WHAT THE TASK REQUIRES: Find each line with the word "human" and copy it.

Collected data entries:
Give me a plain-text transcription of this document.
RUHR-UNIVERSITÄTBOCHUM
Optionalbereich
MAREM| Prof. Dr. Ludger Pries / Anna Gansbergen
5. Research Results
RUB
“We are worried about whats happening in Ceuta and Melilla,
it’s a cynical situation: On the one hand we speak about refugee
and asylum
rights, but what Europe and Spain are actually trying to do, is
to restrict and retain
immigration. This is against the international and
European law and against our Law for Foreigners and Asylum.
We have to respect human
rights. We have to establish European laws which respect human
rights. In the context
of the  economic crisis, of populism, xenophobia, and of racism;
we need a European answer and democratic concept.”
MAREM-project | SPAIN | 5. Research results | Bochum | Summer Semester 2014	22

FINAL RESULT:
We have to respect human
rights. We have to establish European laws which respect human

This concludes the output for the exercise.